-- DATASET EXCERPTS start --
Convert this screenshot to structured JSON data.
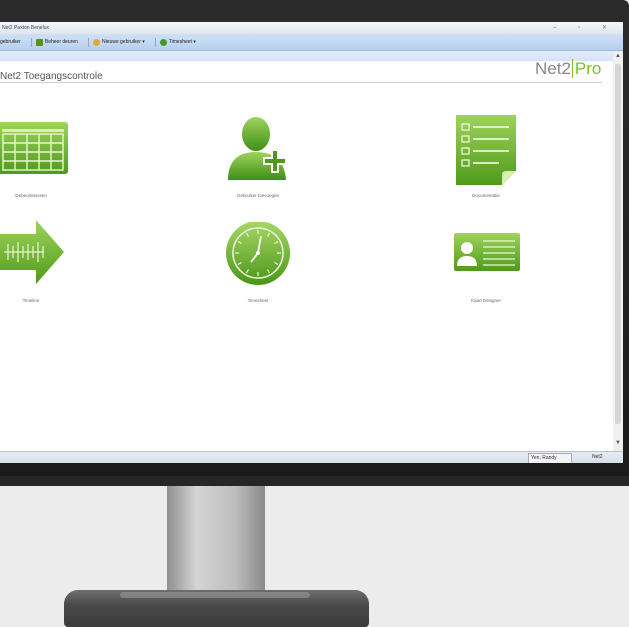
{
  "window": {
    "title": "Net2 Paxton Benelux"
  },
  "toolbar": {
    "items": [
      {
        "label": "gebruiker",
        "icon": "user-icon"
      },
      {
        "label": "Beheer deuren",
        "icon": "door-icon"
      },
      {
        "label": "Nieuwe gebruiker",
        "icon": "add-user-icon"
      },
      {
        "label": "Timesheet",
        "icon": "clock-icon"
      }
    ]
  },
  "main": {
    "title": "Net2 Toegangscontrole",
    "brand_left": "Net2",
    "brand_right": "Pro",
    "tiles": [
      {
        "label": "Gebeurtenissen",
        "icon": "calendar-icon"
      },
      {
        "label": "Gebruiker toevoegen",
        "icon": "add-user-icon"
      },
      {
        "label": "Documentatie",
        "icon": "document-icon"
      },
      {
        "label": "Timeline",
        "icon": "timeline-arrow-icon"
      },
      {
        "label": "Timesheet",
        "icon": "clock-icon"
      },
      {
        "label": "Kaart Designer",
        "icon": "id-card-icon"
      }
    ]
  },
  "statusbar": {
    "user": "Yen, Randy",
    "logo": "Net2"
  },
  "colors": {
    "accent": "#7bbf2a",
    "toolbar": "#c2d8f3"
  }
}
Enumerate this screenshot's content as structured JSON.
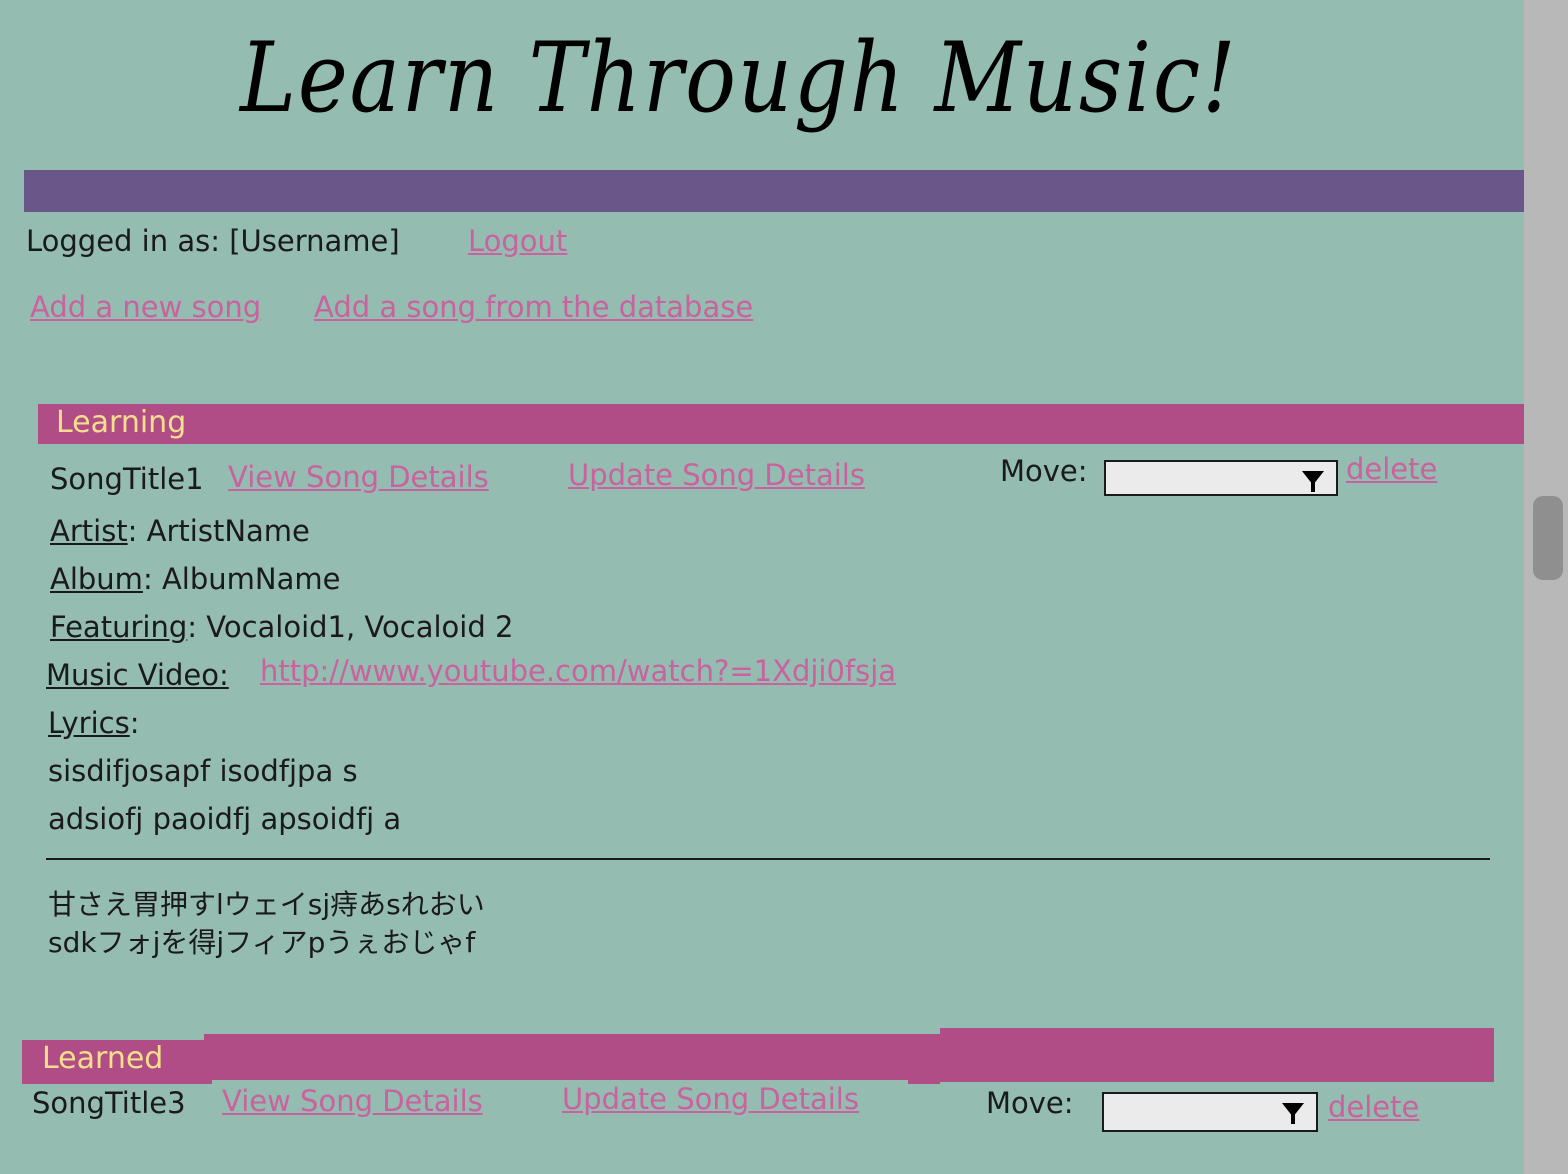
{
  "header": {
    "title": "Learn Through Music!"
  },
  "session": {
    "logged_in_label": "Logged in as: [Username]",
    "logout": "Logout"
  },
  "actions": {
    "add_new": "Add a new song",
    "add_from_db": "Add a song from the database"
  },
  "sections": {
    "learning": {
      "label": "Learning",
      "song": {
        "title": "SongTitle1",
        "view": "View Song Details",
        "update": "Update Song Details",
        "move_label": "Move:",
        "move_value": "",
        "delete": "delete",
        "artist_label": "Artist",
        "artist_sep": ":",
        "artist": "ArtistName",
        "album_label": "Album",
        "album_sep": ":",
        "album": "AlbumName",
        "featuring_label": "Featuring",
        "featuring_sep": ":",
        "featuring": "Vocaloid1, Vocaloid 2",
        "video_label": "Music Video:",
        "video_url": "http://www.youtube.com/watch?=1Xdji0fsja",
        "lyrics_label": "Lyrics",
        "lyrics_sep": ":",
        "lyrics_lines": [
          "sisdifjosapf isodfjpa s",
          "adsiofj paoidfj apsoidfj a"
        ],
        "translation_lines": [
          "甘さえ胃押すlウェイsj痔あsれおい",
          "sdkフォjを得jフィアpうぇおじゃf"
        ]
      }
    },
    "learned": {
      "label": "Learned",
      "song": {
        "title": "SongTitle3",
        "view": "View Song Details",
        "update": "Update Song Details",
        "move_label": "Move:",
        "move_value": "",
        "delete": "delete"
      }
    }
  },
  "colors": {
    "background": "#94bcb0",
    "header_bar": "#6b5689",
    "section_bar": "#b04d87",
    "section_text": "#f5df8c",
    "link": "#c9629e"
  }
}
-- DATASET EXCERPTS end --
Pull out each line of the entries that contains "icon".

        "icon": "user-icon"
        "icon": "door-icon"
        "icon": "add-user-icon"
        "icon": "clock-icon"
        "icon": "calendar-icon"
        "icon": "add-user-icon"
        "icon": "document-icon"
        "icon": "timeline-arrow-icon"
        "icon": "clock-icon"
        "icon": "id-card-icon"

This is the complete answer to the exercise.